• PROBLEM: Copy all records verbatim.

Structured figure records
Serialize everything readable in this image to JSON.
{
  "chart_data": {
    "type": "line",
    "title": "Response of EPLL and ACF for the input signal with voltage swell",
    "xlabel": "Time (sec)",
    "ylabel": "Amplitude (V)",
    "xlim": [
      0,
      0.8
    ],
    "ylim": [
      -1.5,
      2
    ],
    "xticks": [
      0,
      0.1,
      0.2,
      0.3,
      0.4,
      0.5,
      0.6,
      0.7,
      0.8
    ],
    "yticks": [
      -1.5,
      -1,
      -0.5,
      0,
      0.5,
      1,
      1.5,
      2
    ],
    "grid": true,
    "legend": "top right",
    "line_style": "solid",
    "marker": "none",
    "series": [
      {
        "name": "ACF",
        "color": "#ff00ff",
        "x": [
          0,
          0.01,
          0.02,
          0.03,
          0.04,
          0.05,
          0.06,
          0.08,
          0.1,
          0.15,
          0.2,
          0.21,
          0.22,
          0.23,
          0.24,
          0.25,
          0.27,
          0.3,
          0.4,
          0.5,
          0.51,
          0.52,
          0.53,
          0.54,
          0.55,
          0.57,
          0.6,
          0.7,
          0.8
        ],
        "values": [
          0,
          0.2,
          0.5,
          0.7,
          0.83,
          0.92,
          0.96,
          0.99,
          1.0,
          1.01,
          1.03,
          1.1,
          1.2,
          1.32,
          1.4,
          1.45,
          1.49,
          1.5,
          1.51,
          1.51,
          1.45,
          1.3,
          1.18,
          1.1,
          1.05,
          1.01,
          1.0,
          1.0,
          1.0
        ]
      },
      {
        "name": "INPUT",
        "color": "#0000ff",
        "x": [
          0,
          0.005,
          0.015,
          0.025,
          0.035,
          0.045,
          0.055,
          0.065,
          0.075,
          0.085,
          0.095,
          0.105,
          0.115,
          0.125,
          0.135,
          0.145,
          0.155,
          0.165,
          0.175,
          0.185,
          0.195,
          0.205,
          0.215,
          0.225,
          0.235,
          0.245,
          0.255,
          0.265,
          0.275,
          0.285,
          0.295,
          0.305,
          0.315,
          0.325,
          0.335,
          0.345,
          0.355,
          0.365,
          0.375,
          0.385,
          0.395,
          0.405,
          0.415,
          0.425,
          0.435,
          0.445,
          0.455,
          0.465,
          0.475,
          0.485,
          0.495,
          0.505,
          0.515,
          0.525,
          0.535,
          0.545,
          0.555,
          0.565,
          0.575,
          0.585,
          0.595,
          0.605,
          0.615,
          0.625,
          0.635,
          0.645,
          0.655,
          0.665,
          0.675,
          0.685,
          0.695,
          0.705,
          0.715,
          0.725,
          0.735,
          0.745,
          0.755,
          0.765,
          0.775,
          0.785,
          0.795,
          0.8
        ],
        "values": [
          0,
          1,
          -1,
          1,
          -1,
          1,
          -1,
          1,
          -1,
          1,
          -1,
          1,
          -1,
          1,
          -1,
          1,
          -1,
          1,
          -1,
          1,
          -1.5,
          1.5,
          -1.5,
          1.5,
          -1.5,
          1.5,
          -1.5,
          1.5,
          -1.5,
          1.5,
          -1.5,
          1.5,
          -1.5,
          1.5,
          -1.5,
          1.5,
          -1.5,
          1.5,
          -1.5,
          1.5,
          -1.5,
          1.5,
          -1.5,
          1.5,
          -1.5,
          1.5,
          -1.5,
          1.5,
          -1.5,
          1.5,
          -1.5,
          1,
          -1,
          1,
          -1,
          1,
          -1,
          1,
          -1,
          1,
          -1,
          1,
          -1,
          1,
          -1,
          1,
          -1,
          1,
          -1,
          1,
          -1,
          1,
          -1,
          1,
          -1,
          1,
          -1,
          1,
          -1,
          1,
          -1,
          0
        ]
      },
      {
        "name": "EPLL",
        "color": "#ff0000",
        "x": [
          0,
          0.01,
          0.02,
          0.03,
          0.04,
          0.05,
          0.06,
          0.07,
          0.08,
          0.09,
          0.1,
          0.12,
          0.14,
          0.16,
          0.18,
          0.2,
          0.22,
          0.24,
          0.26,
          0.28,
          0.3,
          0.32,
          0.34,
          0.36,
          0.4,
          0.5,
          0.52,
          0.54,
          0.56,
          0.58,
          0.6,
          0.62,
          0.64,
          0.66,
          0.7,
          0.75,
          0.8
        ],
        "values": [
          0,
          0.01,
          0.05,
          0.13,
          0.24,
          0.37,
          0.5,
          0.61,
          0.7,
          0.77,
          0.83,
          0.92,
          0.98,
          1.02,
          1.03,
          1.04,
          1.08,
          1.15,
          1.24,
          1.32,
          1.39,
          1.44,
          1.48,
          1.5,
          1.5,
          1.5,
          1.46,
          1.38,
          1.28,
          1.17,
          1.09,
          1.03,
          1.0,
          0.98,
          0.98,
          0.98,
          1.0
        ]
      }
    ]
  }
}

• CORRECT OUTPUT:
Serialize everything readable in this image to JSON.
{
  "chart_data": {
    "type": "line",
    "title": "Response of EPLL and ACF for the input signal with voltage swell",
    "xlabel": "Time (sec)",
    "ylabel": "Amplitude (V)",
    "xlim": [
      0,
      0.8
    ],
    "ylim": [
      -1.5,
      2
    ],
    "xticks": [
      0,
      0.1,
      0.2,
      0.3,
      0.4,
      0.5,
      0.6,
      0.7,
      0.8
    ],
    "yticks": [
      -1.5,
      -1,
      -0.5,
      0,
      0.5,
      1,
      1.5,
      2
    ],
    "grid": true,
    "legend": "top right",
    "line_style": "solid",
    "marker": "none",
    "series": [
      {
        "name": "ACF",
        "color": "#ff00ff",
        "x": [
          0,
          0.01,
          0.02,
          0.03,
          0.04,
          0.05,
          0.06,
          0.08,
          0.1,
          0.15,
          0.2,
          0.21,
          0.22,
          0.23,
          0.24,
          0.25,
          0.27,
          0.3,
          0.4,
          0.5,
          0.51,
          0.52,
          0.53,
          0.54,
          0.55,
          0.57,
          0.6,
          0.7,
          0.8
        ],
        "values": [
          0,
          0.2,
          0.5,
          0.7,
          0.83,
          0.92,
          0.96,
          0.99,
          1.0,
          1.01,
          1.03,
          1.1,
          1.2,
          1.32,
          1.4,
          1.45,
          1.49,
          1.5,
          1.51,
          1.51,
          1.45,
          1.3,
          1.18,
          1.1,
          1.05,
          1.01,
          1.0,
          1.0,
          1.0
        ]
      },
      {
        "name": "INPUT",
        "color": "#0000ff",
        "x": [
          0,
          0.005,
          0.015,
          0.025,
          0.035,
          0.045,
          0.055,
          0.065,
          0.075,
          0.085,
          0.095,
          0.105,
          0.115,
          0.125,
          0.135,
          0.145,
          0.155,
          0.165,
          0.175,
          0.185,
          0.195,
          0.205,
          0.215,
          0.225,
          0.235,
          0.245,
          0.255,
          0.265,
          0.275,
          0.285,
          0.295,
          0.305,
          0.315,
          0.325,
          0.335,
          0.345,
          0.355,
          0.365,
          0.375,
          0.385,
          0.395,
          0.405,
          0.415,
          0.425,
          0.435,
          0.445,
          0.455,
          0.465,
          0.475,
          0.485,
          0.495,
          0.505,
          0.515,
          0.525,
          0.535,
          0.545,
          0.555,
          0.565,
          0.575,
          0.585,
          0.595,
          0.605,
          0.615,
          0.625,
          0.635,
          0.645,
          0.655,
          0.665,
          0.675,
          0.685,
          0.695,
          0.705,
          0.715,
          0.725,
          0.735,
          0.745,
          0.755,
          0.765,
          0.775,
          0.785,
          0.795,
          0.8
        ],
        "values": [
          0,
          1,
          -1,
          1,
          -1,
          1,
          -1,
          1,
          -1,
          1,
          -1,
          1,
          -1,
          1,
          -1,
          1,
          -1,
          1,
          -1,
          1,
          -1.5,
          1.5,
          -1.5,
          1.5,
          -1.5,
          1.5,
          -1.5,
          1.5,
          -1.5,
          1.5,
          -1.5,
          1.5,
          -1.5,
          1.5,
          -1.5,
          1.5,
          -1.5,
          1.5,
          -1.5,
          1.5,
          -1.5,
          1.5,
          -1.5,
          1.5,
          -1.5,
          1.5,
          -1.5,
          1.5,
          -1.5,
          1.5,
          -1.5,
          1,
          -1,
          1,
          -1,
          1,
          -1,
          1,
          -1,
          1,
          -1,
          1,
          -1,
          1,
          -1,
          1,
          -1,
          1,
          -1,
          1,
          -1,
          1,
          -1,
          1,
          -1,
          1,
          -1,
          1,
          -1,
          1,
          -1,
          0
        ]
      },
      {
        "name": "EPLL",
        "color": "#ff0000",
        "x": [
          0,
          0.01,
          0.02,
          0.03,
          0.04,
          0.05,
          0.06,
          0.07,
          0.08,
          0.09,
          0.1,
          0.12,
          0.14,
          0.16,
          0.18,
          0.2,
          0.22,
          0.24,
          0.26,
          0.28,
          0.3,
          0.32,
          0.34,
          0.36,
          0.4,
          0.5,
          0.52,
          0.54,
          0.56,
          0.58,
          0.6,
          0.62,
          0.64,
          0.66,
          0.7,
          0.75,
          0.8
        ],
        "values": [
          0,
          0.01,
          0.05,
          0.13,
          0.24,
          0.37,
          0.5,
          0.61,
          0.7,
          0.77,
          0.83,
          0.92,
          0.98,
          1.02,
          1.03,
          1.04,
          1.08,
          1.15,
          1.24,
          1.32,
          1.39,
          1.44,
          1.48,
          1.5,
          1.5,
          1.5,
          1.46,
          1.38,
          1.28,
          1.17,
          1.09,
          1.03,
          1.0,
          0.98,
          0.98,
          0.98,
          1.0
        ]
      }
    ]
  }
}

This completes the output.